EXERCISE DETAILS: Repeat every entry in the listing below, exactly.

RECORDS SHOWN:
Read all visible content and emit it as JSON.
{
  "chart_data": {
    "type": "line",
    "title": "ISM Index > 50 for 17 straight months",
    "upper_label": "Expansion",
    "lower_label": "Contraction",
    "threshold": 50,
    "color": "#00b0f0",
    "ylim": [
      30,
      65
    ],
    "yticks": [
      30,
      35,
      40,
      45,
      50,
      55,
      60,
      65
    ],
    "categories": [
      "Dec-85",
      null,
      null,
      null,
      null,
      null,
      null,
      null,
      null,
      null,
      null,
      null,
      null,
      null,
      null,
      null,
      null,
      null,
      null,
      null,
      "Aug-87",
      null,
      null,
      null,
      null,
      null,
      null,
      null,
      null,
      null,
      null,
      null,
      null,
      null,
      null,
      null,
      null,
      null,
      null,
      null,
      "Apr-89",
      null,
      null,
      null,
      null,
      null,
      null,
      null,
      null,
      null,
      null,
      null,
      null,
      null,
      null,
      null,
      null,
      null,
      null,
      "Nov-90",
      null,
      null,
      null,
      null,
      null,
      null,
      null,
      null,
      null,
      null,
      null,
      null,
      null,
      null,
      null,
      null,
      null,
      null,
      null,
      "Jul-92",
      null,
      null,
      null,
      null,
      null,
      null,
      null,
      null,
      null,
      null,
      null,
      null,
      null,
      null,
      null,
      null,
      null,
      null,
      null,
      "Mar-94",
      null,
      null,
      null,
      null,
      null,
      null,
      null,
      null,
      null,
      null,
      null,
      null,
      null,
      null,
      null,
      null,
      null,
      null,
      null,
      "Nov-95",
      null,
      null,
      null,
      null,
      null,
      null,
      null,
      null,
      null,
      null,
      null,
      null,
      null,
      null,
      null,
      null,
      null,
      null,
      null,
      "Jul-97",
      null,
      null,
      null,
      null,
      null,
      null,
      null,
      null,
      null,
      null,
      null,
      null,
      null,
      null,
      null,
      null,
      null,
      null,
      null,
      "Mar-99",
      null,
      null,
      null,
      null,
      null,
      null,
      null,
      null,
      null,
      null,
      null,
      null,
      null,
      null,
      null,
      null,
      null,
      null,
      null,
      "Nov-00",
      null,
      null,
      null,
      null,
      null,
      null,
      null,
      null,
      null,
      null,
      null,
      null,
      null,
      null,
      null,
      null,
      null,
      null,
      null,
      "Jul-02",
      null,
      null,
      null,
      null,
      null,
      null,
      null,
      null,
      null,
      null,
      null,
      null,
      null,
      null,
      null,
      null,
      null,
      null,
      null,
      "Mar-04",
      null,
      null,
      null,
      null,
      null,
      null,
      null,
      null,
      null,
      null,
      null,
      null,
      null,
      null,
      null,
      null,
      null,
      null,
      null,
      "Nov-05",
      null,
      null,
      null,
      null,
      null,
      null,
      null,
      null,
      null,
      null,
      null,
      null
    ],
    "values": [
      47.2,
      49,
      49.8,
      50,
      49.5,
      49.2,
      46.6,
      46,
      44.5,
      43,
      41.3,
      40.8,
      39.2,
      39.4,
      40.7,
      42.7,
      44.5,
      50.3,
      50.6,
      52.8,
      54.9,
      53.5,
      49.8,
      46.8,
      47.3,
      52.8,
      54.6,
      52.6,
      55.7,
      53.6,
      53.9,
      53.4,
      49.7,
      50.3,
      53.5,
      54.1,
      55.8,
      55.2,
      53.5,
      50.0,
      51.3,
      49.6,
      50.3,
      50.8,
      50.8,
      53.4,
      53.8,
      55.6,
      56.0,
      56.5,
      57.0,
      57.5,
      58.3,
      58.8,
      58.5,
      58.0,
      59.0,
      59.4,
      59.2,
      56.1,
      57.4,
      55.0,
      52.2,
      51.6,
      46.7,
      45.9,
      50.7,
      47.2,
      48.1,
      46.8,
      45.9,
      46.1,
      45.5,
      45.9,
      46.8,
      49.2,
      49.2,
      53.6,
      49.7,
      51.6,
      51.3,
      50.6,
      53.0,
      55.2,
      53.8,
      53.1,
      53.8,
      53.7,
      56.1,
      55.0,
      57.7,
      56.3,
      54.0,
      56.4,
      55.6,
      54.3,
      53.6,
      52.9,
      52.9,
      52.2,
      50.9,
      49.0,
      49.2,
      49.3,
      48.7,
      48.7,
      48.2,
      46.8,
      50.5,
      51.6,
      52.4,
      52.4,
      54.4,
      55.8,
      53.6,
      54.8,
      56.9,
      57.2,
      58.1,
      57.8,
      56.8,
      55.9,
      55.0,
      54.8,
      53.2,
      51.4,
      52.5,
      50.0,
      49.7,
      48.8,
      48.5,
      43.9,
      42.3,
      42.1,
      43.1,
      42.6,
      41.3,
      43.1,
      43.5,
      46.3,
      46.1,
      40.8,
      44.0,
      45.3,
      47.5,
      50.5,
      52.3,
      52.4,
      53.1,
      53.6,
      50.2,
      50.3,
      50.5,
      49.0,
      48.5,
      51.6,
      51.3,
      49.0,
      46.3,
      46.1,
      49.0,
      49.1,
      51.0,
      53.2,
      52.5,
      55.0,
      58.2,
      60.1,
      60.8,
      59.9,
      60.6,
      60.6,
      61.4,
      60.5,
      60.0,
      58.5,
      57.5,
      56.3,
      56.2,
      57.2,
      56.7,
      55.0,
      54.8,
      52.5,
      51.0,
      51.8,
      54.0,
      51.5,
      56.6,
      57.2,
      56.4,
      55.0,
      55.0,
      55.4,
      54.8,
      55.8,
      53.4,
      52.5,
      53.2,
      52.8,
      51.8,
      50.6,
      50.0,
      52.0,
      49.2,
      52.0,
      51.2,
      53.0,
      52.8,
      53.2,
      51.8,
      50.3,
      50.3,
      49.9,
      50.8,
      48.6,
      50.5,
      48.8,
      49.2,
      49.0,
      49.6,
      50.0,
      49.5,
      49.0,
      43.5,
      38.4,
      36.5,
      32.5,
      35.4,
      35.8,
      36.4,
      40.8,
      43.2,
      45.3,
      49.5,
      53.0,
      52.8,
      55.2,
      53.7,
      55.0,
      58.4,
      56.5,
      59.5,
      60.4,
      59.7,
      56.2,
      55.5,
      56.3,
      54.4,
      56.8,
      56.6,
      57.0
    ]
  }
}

REPLY:
Read all visible content and emit it as JSON.
{
  "chart_data": {
    "type": "line",
    "title": "ISM Index > 50 for 17 straight months",
    "upper_label": "Expansion",
    "lower_label": "Contraction",
    "threshold": 50,
    "color": "#00b0f0",
    "ylim": [
      30,
      65
    ],
    "yticks": [
      30,
      35,
      40,
      45,
      50,
      55,
      60,
      65
    ],
    "categories": [
      "Dec-85",
      null,
      null,
      null,
      null,
      null,
      null,
      null,
      null,
      null,
      null,
      null,
      null,
      null,
      null,
      null,
      null,
      null,
      null,
      null,
      "Aug-87",
      null,
      null,
      null,
      null,
      null,
      null,
      null,
      null,
      null,
      null,
      null,
      null,
      null,
      null,
      null,
      null,
      null,
      null,
      null,
      "Apr-89",
      null,
      null,
      null,
      null,
      null,
      null,
      null,
      null,
      null,
      null,
      null,
      null,
      null,
      null,
      null,
      null,
      null,
      null,
      "Nov-90",
      null,
      null,
      null,
      null,
      null,
      null,
      null,
      null,
      null,
      null,
      null,
      null,
      null,
      null,
      null,
      null,
      null,
      null,
      null,
      "Jul-92",
      null,
      null,
      null,
      null,
      null,
      null,
      null,
      null,
      null,
      null,
      null,
      null,
      null,
      null,
      null,
      null,
      null,
      null,
      null,
      "Mar-94",
      null,
      null,
      null,
      null,
      null,
      null,
      null,
      null,
      null,
      null,
      null,
      null,
      null,
      null,
      null,
      null,
      null,
      null,
      null,
      "Nov-95",
      null,
      null,
      null,
      null,
      null,
      null,
      null,
      null,
      null,
      null,
      null,
      null,
      null,
      null,
      null,
      null,
      null,
      null,
      null,
      "Jul-97",
      null,
      null,
      null,
      null,
      null,
      null,
      null,
      null,
      null,
      null,
      null,
      null,
      null,
      null,
      null,
      null,
      null,
      null,
      null,
      "Mar-99",
      null,
      null,
      null,
      null,
      null,
      null,
      null,
      null,
      null,
      null,
      null,
      null,
      null,
      null,
      null,
      null,
      null,
      null,
      null,
      "Nov-00",
      null,
      null,
      null,
      null,
      null,
      null,
      null,
      null,
      null,
      null,
      null,
      null,
      null,
      null,
      null,
      null,
      null,
      null,
      null,
      "Jul-02",
      null,
      null,
      null,
      null,
      null,
      null,
      null,
      null,
      null,
      null,
      null,
      null,
      null,
      null,
      null,
      null,
      null,
      null,
      null,
      "Mar-04",
      null,
      null,
      null,
      null,
      null,
      null,
      null,
      null,
      null,
      null,
      null,
      null,
      null,
      null,
      null,
      null,
      null,
      null,
      null,
      "Nov-05",
      null,
      null,
      null,
      null,
      null,
      null,
      null,
      null,
      null,
      null,
      null,
      null
    ],
    "values": [
      47.2,
      49,
      49.8,
      50,
      49.5,
      49.2,
      46.6,
      46,
      44.5,
      43,
      41.3,
      40.8,
      39.2,
      39.4,
      40.7,
      42.7,
      44.5,
      50.3,
      50.6,
      52.8,
      54.9,
      53.5,
      49.8,
      46.8,
      47.3,
      52.8,
      54.6,
      52.6,
      55.7,
      53.6,
      53.9,
      53.4,
      49.7,
      50.3,
      53.5,
      54.1,
      55.8,
      55.2,
      53.5,
      50.0,
      51.3,
      49.6,
      50.3,
      50.8,
      50.8,
      53.4,
      53.8,
      55.6,
      56.0,
      56.5,
      57.0,
      57.5,
      58.3,
      58.8,
      58.5,
      58.0,
      59.0,
      59.4,
      59.2,
      56.1,
      57.4,
      55.0,
      52.2,
      51.6,
      46.7,
      45.9,
      50.7,
      47.2,
      48.1,
      46.8,
      45.9,
      46.1,
      45.5,
      45.9,
      46.8,
      49.2,
      49.2,
      53.6,
      49.7,
      51.6,
      51.3,
      50.6,
      53.0,
      55.2,
      53.8,
      53.1,
      53.8,
      53.7,
      56.1,
      55.0,
      57.7,
      56.3,
      54.0,
      56.4,
      55.6,
      54.3,
      53.6,
      52.9,
      52.9,
      52.2,
      50.9,
      49.0,
      49.2,
      49.3,
      48.7,
      48.7,
      48.2,
      46.8,
      50.5,
      51.6,
      52.4,
      52.4,
      54.4,
      55.8,
      53.6,
      54.8,
      56.9,
      57.2,
      58.1,
      57.8,
      56.8,
      55.9,
      55.0,
      54.8,
      53.2,
      51.4,
      52.5,
      50.0,
      49.7,
      48.8,
      48.5,
      43.9,
      42.3,
      42.1,
      43.1,
      42.6,
      41.3,
      43.1,
      43.5,
      46.3,
      46.1,
      40.8,
      44.0,
      45.3,
      47.5,
      50.5,
      52.3,
      52.4,
      53.1,
      53.6,
      50.2,
      50.3,
      50.5,
      49.0,
      48.5,
      51.6,
      51.3,
      49.0,
      46.3,
      46.1,
      49.0,
      49.1,
      51.0,
      53.2,
      52.5,
      55.0,
      58.2,
      60.1,
      60.8,
      59.9,
      60.6,
      60.6,
      61.4,
      60.5,
      60.0,
      58.5,
      57.5,
      56.3,
      56.2,
      57.2,
      56.7,
      55.0,
      54.8,
      52.5,
      51.0,
      51.8,
      54.0,
      51.5,
      56.6,
      57.2,
      56.4,
      55.0,
      55.0,
      55.4,
      54.8,
      55.8,
      53.4,
      52.5,
      53.2,
      52.8,
      51.8,
      50.6,
      50.0,
      52.0,
      49.2,
      52.0,
      51.2,
      53.0,
      52.8,
      53.2,
      51.8,
      50.3,
      50.3,
      49.9,
      50.8,
      48.6,
      50.5,
      48.8,
      49.2,
      49.0,
      49.6,
      50.0,
      49.5,
      49.0,
      43.5,
      38.4,
      36.5,
      32.5,
      35.4,
      35.8,
      36.4,
      40.8,
      43.2,
      45.3,
      49.5,
      53.0,
      52.8,
      55.2,
      53.7,
      55.0,
      58.4,
      56.5,
      59.5,
      60.4,
      59.7,
      56.2,
      55.5,
      56.3,
      54.4,
      56.8,
      56.6,
      57.0
    ]
  }
}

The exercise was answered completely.